▸ **INSTRUCTION**
Return all entries word for word, but drop any images.

Figure record extracts
==========

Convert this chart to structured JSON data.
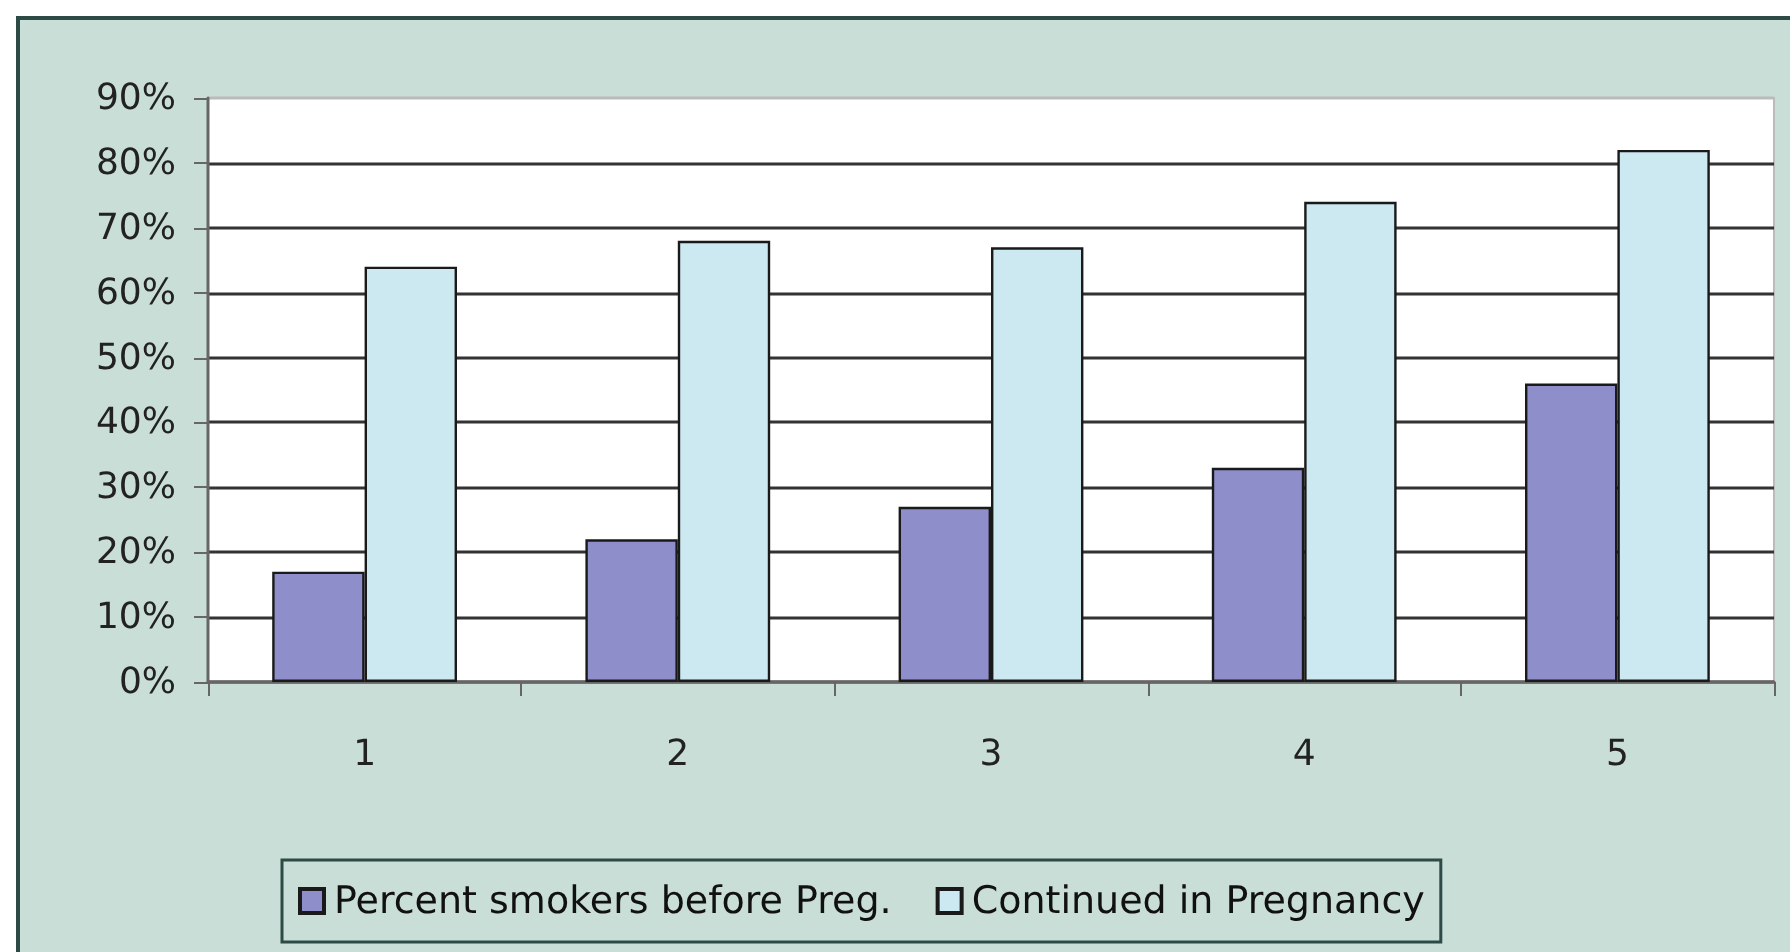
{
  "chart_data": {
    "type": "bar",
    "categories": [
      "1",
      "2",
      "3",
      "4",
      "5"
    ],
    "series": [
      {
        "name": "Percent smokers before Preg.",
        "color": "#8e8ecb",
        "values": [
          17,
          22,
          27,
          33,
          46
        ]
      },
      {
        "name": "Continued in Pregnancy",
        "color": "#cce8f0",
        "values": [
          64,
          68,
          67,
          74,
          82
        ]
      }
    ],
    "ylim": [
      0,
      90
    ],
    "yticks": [
      {
        "value": 0,
        "label": "0%"
      },
      {
        "value": 10,
        "label": "10%"
      },
      {
        "value": 20,
        "label": "20%"
      },
      {
        "value": 30,
        "label": "30%"
      },
      {
        "value": 40,
        "label": "40%"
      },
      {
        "value": 50,
        "label": "50%"
      },
      {
        "value": 60,
        "label": "60%"
      },
      {
        "value": 70,
        "label": "70%"
      },
      {
        "value": 80,
        "label": "80%"
      },
      {
        "value": 90,
        "label": "90%"
      }
    ],
    "grid": "y",
    "legend": "bottom"
  }
}
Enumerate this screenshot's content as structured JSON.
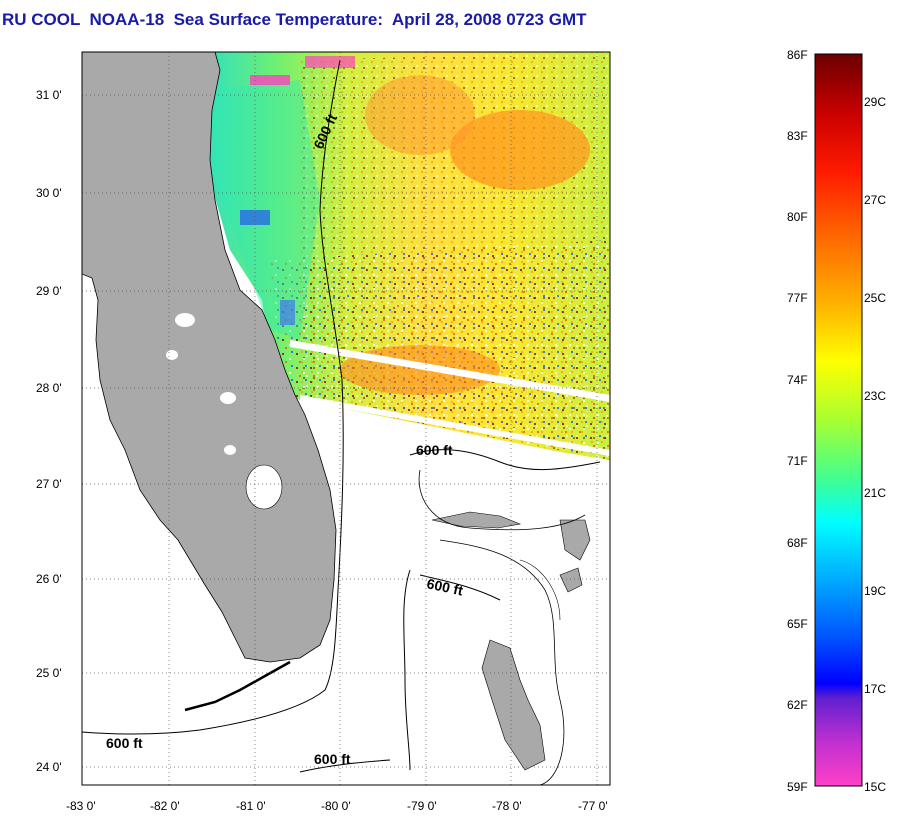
{
  "title": "RU COOL  NOAA-18  Sea Surface Temperature:  April 28, 2008 0723 GMT",
  "map": {
    "lon_range": [
      -83,
      -76.8
    ],
    "lat_range": [
      23.8,
      31.4
    ],
    "lat_ticks": [
      "31 0'",
      "30 0'",
      "29 0'",
      "28 0'",
      "27 0'",
      "26 0'",
      "25 0'",
      "24 0'"
    ],
    "lon_ticks": [
      "-83 0'",
      "-82 0'",
      "-81 0'",
      "-80 0'",
      "-79 0'",
      "-78 0'",
      "-77 0'"
    ],
    "land_color": "#a9a9a9",
    "contour_labels": [
      "600 ft",
      "600 ft",
      "600 ft",
      "600 ft",
      "600 ft"
    ]
  },
  "colorbar": {
    "fahrenheit_labels": [
      "86F",
      "83F",
      "80F",
      "77F",
      "74F",
      "71F",
      "68F",
      "65F",
      "62F",
      "59F"
    ],
    "celsius_labels": [
      "29C",
      "27C",
      "25C",
      "23C",
      "21C",
      "19C",
      "17C",
      "15C"
    ],
    "colors": [
      "#7a0000",
      "#d40000",
      "#ff3300",
      "#ff7a00",
      "#ffc000",
      "#ffff00",
      "#9cff33",
      "#33ff99",
      "#00ffff",
      "#0090ff",
      "#0040ff",
      "#0000ff",
      "#8020c0",
      "#ff40c0"
    ]
  }
}
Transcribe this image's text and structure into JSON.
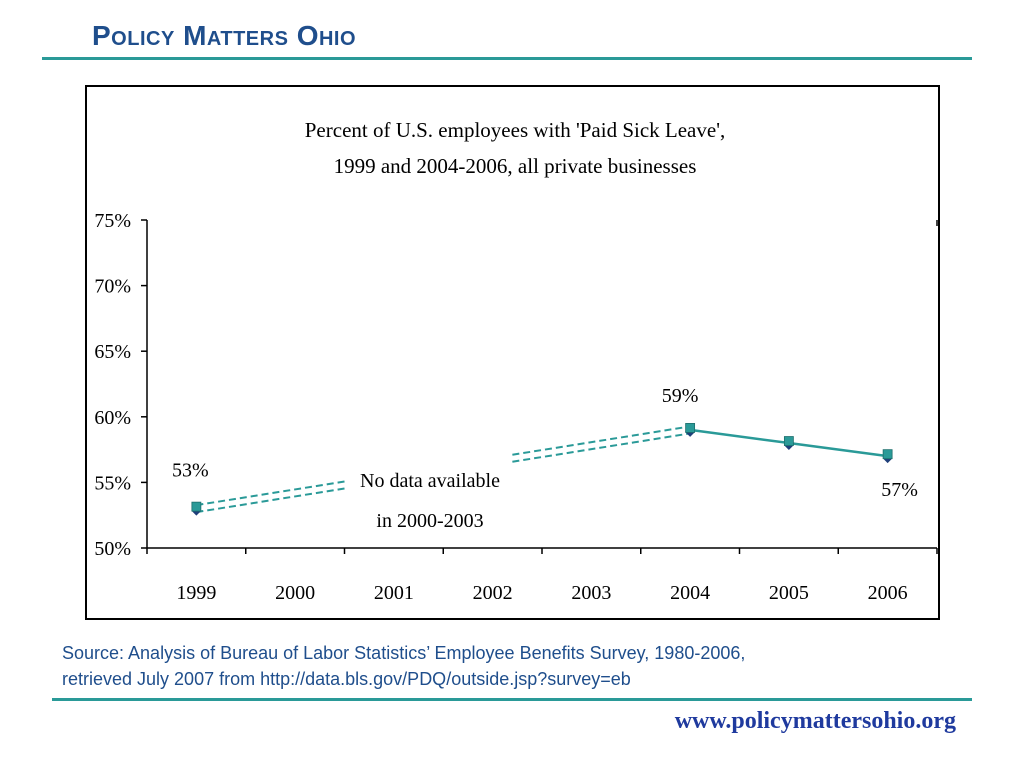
{
  "header": {
    "title": "Policy Matters Ohio"
  },
  "chart_data": {
    "type": "line",
    "title_line1": "Percent of U.S. employees with 'Paid Sick Leave',",
    "title_line2": "1999 and 2004-2006, all private businesses",
    "categories": [
      "1999",
      "2000",
      "2001",
      "2002",
      "2003",
      "2004",
      "2005",
      "2006"
    ],
    "y_ticks": [
      "50%",
      "55%",
      "60%",
      "65%",
      "70%",
      "75%"
    ],
    "ylim": [
      50,
      75
    ],
    "series": [
      {
        "values": [
          53,
          null,
          null,
          null,
          null,
          59,
          58,
          57
        ],
        "color": "#2a9a98",
        "marker_color": "#1f3f7a"
      }
    ],
    "data_labels": {
      "1999": "53%",
      "2004": "59%",
      "2006": "57%"
    },
    "annotation_line1": "No data available",
    "annotation_line2": "in 2000-2003",
    "gap_line_color": "#2a9a98"
  },
  "source": {
    "line1": "Source: Analysis of Bureau of Labor Statistics’ Employee Benefits Survey, 1980-2006,",
    "line2": "retrieved July 2007 from http://data.bls.gov/PDQ/outside.jsp?survey=eb"
  },
  "footer": {
    "url": "www.policymattersohio.org"
  }
}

==========

▸ **SOLUTION TO THIS EXERCISE**
Convert this chart to structured JSON data.
{
  "chart_data": {
    "type": "bar",
    "categories": [
      "1",
      "2",
      "3",
      "4",
      "5"
    ],
    "series": [
      {
        "name": "Percent smokers before Preg.",
        "color": "#8e8ecb",
        "values": [
          17,
          22,
          27,
          33,
          46
        ]
      },
      {
        "name": "Continued in Pregnancy",
        "color": "#cce8f0",
        "values": [
          64,
          68,
          67,
          74,
          82
        ]
      }
    ],
    "ylim": [
      0,
      90
    ],
    "yticks": [
      {
        "value": 0,
        "label": "0%"
      },
      {
        "value": 10,
        "label": "10%"
      },
      {
        "value": 20,
        "label": "20%"
      },
      {
        "value": 30,
        "label": "30%"
      },
      {
        "value": 40,
        "label": "40%"
      },
      {
        "value": 50,
        "label": "50%"
      },
      {
        "value": 60,
        "label": "60%"
      },
      {
        "value": 70,
        "label": "70%"
      },
      {
        "value": 80,
        "label": "80%"
      },
      {
        "value": 90,
        "label": "90%"
      }
    ],
    "grid": "y",
    "legend": "bottom"
  }
}
Enumerate this screenshot's content as structured JSON.
{
  "title": "RU COOL  NOAA-18  Sea Surface Temperature:  April 28, 2008 0723 GMT",
  "map": {
    "lon_range": [
      -83,
      -76.8
    ],
    "lat_range": [
      23.8,
      31.4
    ],
    "lat_ticks": [
      "31 0'",
      "30 0'",
      "29 0'",
      "28 0'",
      "27 0'",
      "26 0'",
      "25 0'",
      "24 0'"
    ],
    "lon_ticks": [
      "-83 0'",
      "-82 0'",
      "-81 0'",
      "-80 0'",
      "-79 0'",
      "-78 0'",
      "-77 0'"
    ],
    "land_color": "#a9a9a9",
    "contour_labels": [
      "600 ft",
      "600 ft",
      "600 ft",
      "600 ft",
      "600 ft"
    ]
  },
  "colorbar": {
    "fahrenheit_labels": [
      "86F",
      "83F",
      "80F",
      "77F",
      "74F",
      "71F",
      "68F",
      "65F",
      "62F",
      "59F"
    ],
    "celsius_labels": [
      "29C",
      "27C",
      "25C",
      "23C",
      "21C",
      "19C",
      "17C",
      "15C"
    ],
    "colors": [
      "#7a0000",
      "#d40000",
      "#ff3300",
      "#ff7a00",
      "#ffc000",
      "#ffff00",
      "#9cff33",
      "#33ff99",
      "#00ffff",
      "#0090ff",
      "#0040ff",
      "#0000ff",
      "#8020c0",
      "#ff40c0"
    ]
  }
}
Transcribe this image's text and structure into JSON.
{
  "header": {
    "title": "Policy Matters Ohio"
  },
  "chart_data": {
    "type": "line",
    "title_line1": "Percent of U.S. employees with 'Paid Sick Leave',",
    "title_line2": "1999 and 2004-2006, all private businesses",
    "categories": [
      "1999",
      "2000",
      "2001",
      "2002",
      "2003",
      "2004",
      "2005",
      "2006"
    ],
    "y_ticks": [
      "50%",
      "55%",
      "60%",
      "65%",
      "70%",
      "75%"
    ],
    "ylim": [
      50,
      75
    ],
    "series": [
      {
        "values": [
          53,
          null,
          null,
          null,
          null,
          59,
          58,
          57
        ],
        "color": "#2a9a98",
        "marker_color": "#1f3f7a"
      }
    ],
    "data_labels": {
      "1999": "53%",
      "2004": "59%",
      "2006": "57%"
    },
    "annotation_line1": "No data available",
    "annotation_line2": "in 2000-2003",
    "gap_line_color": "#2a9a98"
  },
  "source": {
    "line1": "Source: Analysis of Bureau of Labor Statistics’ Employee Benefits Survey, 1980-2006,",
    "line2": "retrieved July 2007 from http://data.bls.gov/PDQ/outside.jsp?survey=eb"
  },
  "footer": {
    "url": "www.policymattersohio.org"
  }
}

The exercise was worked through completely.